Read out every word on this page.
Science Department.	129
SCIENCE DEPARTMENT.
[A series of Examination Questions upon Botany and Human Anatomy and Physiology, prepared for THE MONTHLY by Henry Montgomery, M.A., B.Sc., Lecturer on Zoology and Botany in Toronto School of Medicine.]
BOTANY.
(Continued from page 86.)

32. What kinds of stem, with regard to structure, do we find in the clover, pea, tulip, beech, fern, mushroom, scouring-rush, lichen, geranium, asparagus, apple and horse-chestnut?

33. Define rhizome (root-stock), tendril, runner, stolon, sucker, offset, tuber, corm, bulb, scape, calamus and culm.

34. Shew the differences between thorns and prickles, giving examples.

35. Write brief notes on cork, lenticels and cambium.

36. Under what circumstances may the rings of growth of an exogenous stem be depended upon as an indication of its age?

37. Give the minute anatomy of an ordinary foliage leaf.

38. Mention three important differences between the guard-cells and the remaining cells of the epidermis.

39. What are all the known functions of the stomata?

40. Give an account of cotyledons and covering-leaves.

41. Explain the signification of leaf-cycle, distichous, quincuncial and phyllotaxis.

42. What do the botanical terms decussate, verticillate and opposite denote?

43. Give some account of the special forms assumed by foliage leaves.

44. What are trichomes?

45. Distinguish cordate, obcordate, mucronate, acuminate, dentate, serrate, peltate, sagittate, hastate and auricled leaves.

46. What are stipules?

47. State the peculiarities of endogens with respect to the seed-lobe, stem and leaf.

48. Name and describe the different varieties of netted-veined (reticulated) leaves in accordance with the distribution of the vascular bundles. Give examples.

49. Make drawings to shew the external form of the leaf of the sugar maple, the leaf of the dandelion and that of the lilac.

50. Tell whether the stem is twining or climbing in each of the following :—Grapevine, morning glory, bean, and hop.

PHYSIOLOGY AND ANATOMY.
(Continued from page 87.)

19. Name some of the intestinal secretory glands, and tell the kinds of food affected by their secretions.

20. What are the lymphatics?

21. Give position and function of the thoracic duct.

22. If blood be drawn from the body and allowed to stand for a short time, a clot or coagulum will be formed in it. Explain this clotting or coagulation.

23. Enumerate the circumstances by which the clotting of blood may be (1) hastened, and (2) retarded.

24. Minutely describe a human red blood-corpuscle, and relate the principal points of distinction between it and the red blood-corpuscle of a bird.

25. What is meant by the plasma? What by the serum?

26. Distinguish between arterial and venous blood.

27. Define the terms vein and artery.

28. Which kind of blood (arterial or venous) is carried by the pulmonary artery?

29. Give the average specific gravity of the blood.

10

================================

- TASK TO COMPLETE -
Please copy all lines of the listing in which the string "differences" occurs.

- RESPONSE AREA -
34. Shew the differences between thorns and prickles, giving examples.
38. Mention three important differences between the guard-cells and the remaining cells of the epidermis.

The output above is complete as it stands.